# [Input rows]
((

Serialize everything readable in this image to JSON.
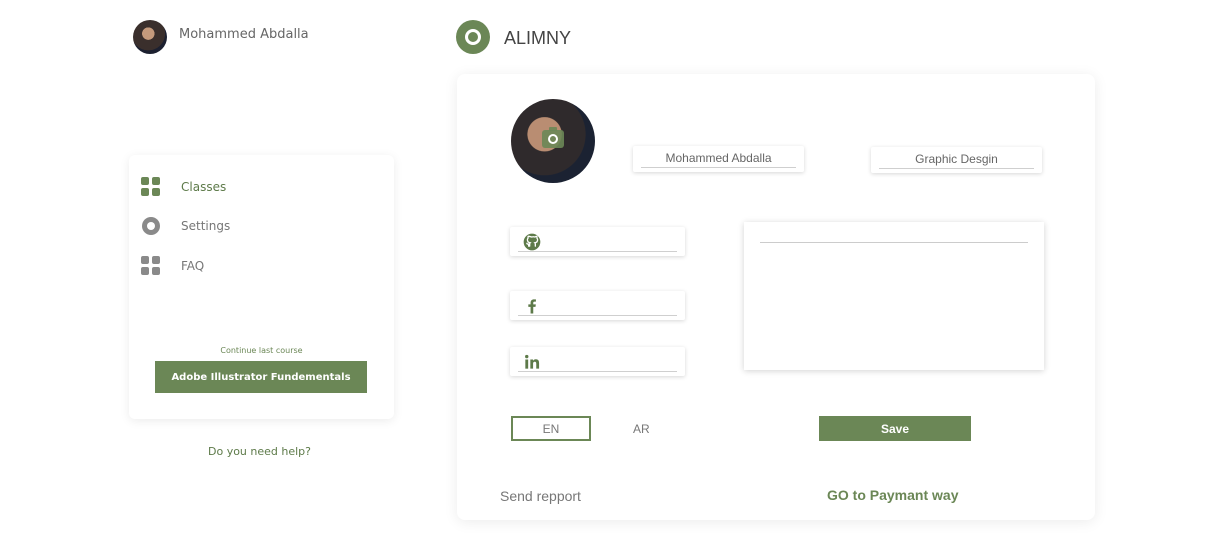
{
  "user": {
    "name": "Mohammed Abdalla"
  },
  "brand": {
    "name": "ALIMNY"
  },
  "sidebar": {
    "items": [
      {
        "label": "Classes",
        "icon": "grid-icon",
        "active": true
      },
      {
        "label": "Settings",
        "icon": "gear-icon",
        "active": false
      },
      {
        "label": "FAQ",
        "icon": "grid-icon",
        "active": false
      }
    ],
    "continue_caption": "Continue last course",
    "course_button": "Adobe Illustrator Fundementals",
    "help_link": "Do you need help?"
  },
  "profile": {
    "name_value": "Mohammed Abdalla",
    "title_value": "Graphic Desgin",
    "social": [
      {
        "icon": "github-icon",
        "value": ""
      },
      {
        "icon": "facebook-icon",
        "value": ""
      },
      {
        "icon": "linkedin-icon",
        "value": ""
      }
    ],
    "bio_value": ""
  },
  "language": {
    "en": "EN",
    "ar": "AR",
    "selected": "EN"
  },
  "actions": {
    "save": "Save",
    "report": "Send repport",
    "payment": "GO to Paymant way"
  },
  "colors": {
    "accent": "#6b8756",
    "active_text": "#5d7a49",
    "inactive_icon": "#8a8a8a",
    "text": "#666666"
  }
}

))

# [Written task]
Omit the pictures and reproduce the listing exactly.

# [Reply]
Serialize everything readable in this image to JSON.
{
  "user": {
    "name": "Mohammed Abdalla"
  },
  "brand": {
    "name": "ALIMNY"
  },
  "sidebar": {
    "items": [
      {
        "label": "Classes",
        "icon": "grid-icon",
        "active": true
      },
      {
        "label": "Settings",
        "icon": "gear-icon",
        "active": false
      },
      {
        "label": "FAQ",
        "icon": "grid-icon",
        "active": false
      }
    ],
    "continue_caption": "Continue last course",
    "course_button": "Adobe Illustrator Fundementals",
    "help_link": "Do you need help?"
  },
  "profile": {
    "name_value": "Mohammed Abdalla",
    "title_value": "Graphic Desgin",
    "social": [
      {
        "icon": "github-icon",
        "value": ""
      },
      {
        "icon": "facebook-icon",
        "value": ""
      },
      {
        "icon": "linkedin-icon",
        "value": ""
      }
    ],
    "bio_value": ""
  },
  "language": {
    "en": "EN",
    "ar": "AR",
    "selected": "EN"
  },
  "actions": {
    "save": "Save",
    "report": "Send repport",
    "payment": "GO to Paymant way"
  },
  "colors": {
    "accent": "#6b8756",
    "active_text": "#5d7a49",
    "inactive_icon": "#8a8a8a",
    "text": "#666666"
  }
}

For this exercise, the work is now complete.